(Work required): Copy every line of the listing below without changing anything.

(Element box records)
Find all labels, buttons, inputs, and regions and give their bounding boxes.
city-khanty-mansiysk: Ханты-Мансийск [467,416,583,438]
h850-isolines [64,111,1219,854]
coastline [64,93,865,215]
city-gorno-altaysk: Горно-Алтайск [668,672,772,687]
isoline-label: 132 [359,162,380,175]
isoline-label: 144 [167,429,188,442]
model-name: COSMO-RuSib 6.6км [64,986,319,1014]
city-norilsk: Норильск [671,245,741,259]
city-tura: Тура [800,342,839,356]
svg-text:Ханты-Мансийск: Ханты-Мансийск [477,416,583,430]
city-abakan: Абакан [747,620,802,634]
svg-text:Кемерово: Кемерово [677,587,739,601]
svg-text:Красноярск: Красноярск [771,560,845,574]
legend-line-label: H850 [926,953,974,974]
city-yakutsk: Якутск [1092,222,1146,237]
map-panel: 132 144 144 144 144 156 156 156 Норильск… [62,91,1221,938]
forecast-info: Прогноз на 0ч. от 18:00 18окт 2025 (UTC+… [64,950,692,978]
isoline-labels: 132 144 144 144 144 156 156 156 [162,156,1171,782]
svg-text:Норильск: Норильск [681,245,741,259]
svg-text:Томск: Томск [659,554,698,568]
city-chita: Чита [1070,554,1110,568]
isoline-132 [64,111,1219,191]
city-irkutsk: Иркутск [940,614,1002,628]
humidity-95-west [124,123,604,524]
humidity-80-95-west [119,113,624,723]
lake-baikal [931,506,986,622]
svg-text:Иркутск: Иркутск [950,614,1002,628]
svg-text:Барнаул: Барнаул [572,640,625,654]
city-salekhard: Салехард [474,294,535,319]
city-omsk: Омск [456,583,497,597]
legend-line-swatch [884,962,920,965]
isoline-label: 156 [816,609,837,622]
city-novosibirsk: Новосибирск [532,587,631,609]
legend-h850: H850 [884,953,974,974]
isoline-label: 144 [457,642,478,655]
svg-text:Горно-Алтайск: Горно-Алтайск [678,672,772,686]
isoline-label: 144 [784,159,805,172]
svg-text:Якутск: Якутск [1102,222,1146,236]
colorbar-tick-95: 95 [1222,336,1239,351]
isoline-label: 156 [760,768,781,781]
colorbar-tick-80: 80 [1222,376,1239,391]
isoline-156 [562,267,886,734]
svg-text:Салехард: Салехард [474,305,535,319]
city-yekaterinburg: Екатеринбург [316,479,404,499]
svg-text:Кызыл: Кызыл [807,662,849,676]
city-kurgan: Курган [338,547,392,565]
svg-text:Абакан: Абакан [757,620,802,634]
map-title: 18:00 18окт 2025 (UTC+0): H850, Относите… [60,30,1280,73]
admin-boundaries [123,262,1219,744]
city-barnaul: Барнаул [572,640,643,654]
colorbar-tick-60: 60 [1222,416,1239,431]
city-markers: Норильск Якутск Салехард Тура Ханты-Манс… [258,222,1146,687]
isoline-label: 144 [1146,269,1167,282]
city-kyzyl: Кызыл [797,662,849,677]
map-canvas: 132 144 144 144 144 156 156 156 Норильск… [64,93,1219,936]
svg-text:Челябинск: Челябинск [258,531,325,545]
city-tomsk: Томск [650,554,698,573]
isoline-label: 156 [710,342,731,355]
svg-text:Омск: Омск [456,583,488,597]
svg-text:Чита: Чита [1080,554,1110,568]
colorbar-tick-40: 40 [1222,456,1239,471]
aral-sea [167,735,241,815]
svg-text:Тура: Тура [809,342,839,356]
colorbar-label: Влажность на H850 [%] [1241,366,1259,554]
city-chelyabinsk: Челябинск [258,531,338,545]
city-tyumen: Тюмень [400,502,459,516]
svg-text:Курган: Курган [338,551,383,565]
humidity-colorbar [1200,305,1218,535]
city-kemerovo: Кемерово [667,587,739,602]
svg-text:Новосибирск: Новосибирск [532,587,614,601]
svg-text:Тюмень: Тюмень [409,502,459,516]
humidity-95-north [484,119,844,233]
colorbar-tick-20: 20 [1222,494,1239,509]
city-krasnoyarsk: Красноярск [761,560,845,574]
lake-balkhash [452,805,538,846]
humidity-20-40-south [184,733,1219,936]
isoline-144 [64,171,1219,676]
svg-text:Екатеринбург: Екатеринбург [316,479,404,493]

(Right answer):
Find all labels, buttons, inputs, and regions and give their bounding boxes.
city-khanty-mansiysk: Ханты-Мансийск [467,416,583,438]
h850-isolines [64,111,1219,854]
coastline [64,93,865,215]
city-gorno-altaysk: Горно-Алтайск [668,672,772,687]
isoline-label: 132 [359,162,380,175]
isoline-label: 144 [167,429,188,442]
model-name: COSMO-RuSib 6.6км [64,986,319,1014]
city-norilsk: Норильск [671,245,741,259]
city-tura: Тура [800,342,839,356]
svg-text:Ханты-Мансийск: Ханты-Мансийск [477,416,583,430]
city-abakan: Абакан [747,620,802,634]
svg-text:Кемерово: Кемерово [677,587,739,601]
svg-text:Красноярск: Красноярск [771,560,845,574]
legend-line-label: H850 [926,953,974,974]
city-yakutsk: Якутск [1092,222,1146,237]
map-panel: 132 144 144 144 144 156 156 156 Норильск… [62,91,1221,938]
forecast-info: Прогноз на 0ч. от 18:00 18окт 2025 (UTC+… [64,950,692,978]
isoline-labels: 132 144 144 144 144 156 156 156 [162,156,1171,782]
svg-text:Норильск: Норильск [681,245,741,259]
svg-text:Томск: Томск [659,554,698,568]
city-chita: Чита [1070,554,1110,568]
isoline-132 [64,111,1219,191]
city-irkutsk: Иркутск [940,614,1002,628]
humidity-95-west [124,123,604,524]
humidity-80-95-west [119,113,624,723]
lake-baikal [931,506,986,622]
svg-text:Иркутск: Иркутск [950,614,1002,628]
svg-text:Барнаул: Барнаул [572,640,625,654]
city-salekhard: Салехард [474,294,535,319]
city-omsk: Омск [456,583,497,597]
legend-line-swatch [884,962,920,965]
isoline-label: 156 [816,609,837,622]
city-novosibirsk: Новосибирск [532,587,631,609]
legend-h850: H850 [884,953,974,974]
isoline-label: 144 [457,642,478,655]
svg-text:Горно-Алтайск: Горно-Алтайск [678,672,772,686]
isoline-label: 144 [784,159,805,172]
svg-text:Якутск: Якутск [1102,222,1146,236]
colorbar-tick-95: 95 [1222,336,1239,351]
isoline-label: 156 [760,768,781,781]
colorbar-tick-80: 80 [1222,376,1239,391]
isoline-156 [562,267,886,734]
svg-text:Салехард: Салехард [474,305,535,319]
city-yekaterinburg: Екатеринбург [316,479,404,499]
svg-text:Кызыл: Кызыл [807,662,849,676]
city-kurgan: Курган [338,547,392,565]
svg-text:Абакан: Абакан [757,620,802,634]
map-title: 18:00 18окт 2025 (UTC+0): H850, Относите… [60,30,1280,73]
admin-boundaries [123,262,1219,744]
city-barnaul: Барнаул [572,640,643,654]
colorbar-tick-60: 60 [1222,416,1239,431]
city-markers: Норильск Якутск Салехард Тура Ханты-Манс… [258,222,1146,687]
isoline-label: 144 [1146,269,1167,282]
city-kyzyl: Кызыл [797,662,849,677]
map-canvas: 132 144 144 144 144 156 156 156 Норильск… [64,93,1219,936]
svg-text:Челябинск: Челябинск [258,531,325,545]
city-tomsk: Томск [650,554,698,573]
isoline-label: 156 [710,342,731,355]
svg-text:Омск: Омск [456,583,488,597]
svg-text:Чита: Чита [1080,554,1110,568]
colorbar-tick-40: 40 [1222,456,1239,471]
aral-sea [167,735,241,815]
svg-text:Тура: Тура [809,342,839,356]
colorbar-label: Влажность на H850 [%] [1241,366,1259,554]
city-chelyabinsk: Челябинск [258,531,338,545]
city-tyumen: Тюмень [400,502,459,516]
svg-text:Курган: Курган [338,551,383,565]
humidity-colorbar [1200,305,1218,535]
city-kemerovo: Кемерово [667,587,739,602]
svg-text:Новосибирск: Новосибирск [532,587,614,601]
svg-text:Тюмень: Тюмень [409,502,459,516]
humidity-95-north [484,119,844,233]
colorbar-tick-20: 20 [1222,494,1239,509]
city-krasnoyarsk: Красноярск [761,560,845,574]
lake-balkhash [452,805,538,846]
humidity-20-40-south [184,733,1219,936]
isoline-144 [64,171,1219,676]
svg-text:Екатеринбург: Екатеринбург [316,479,404,493]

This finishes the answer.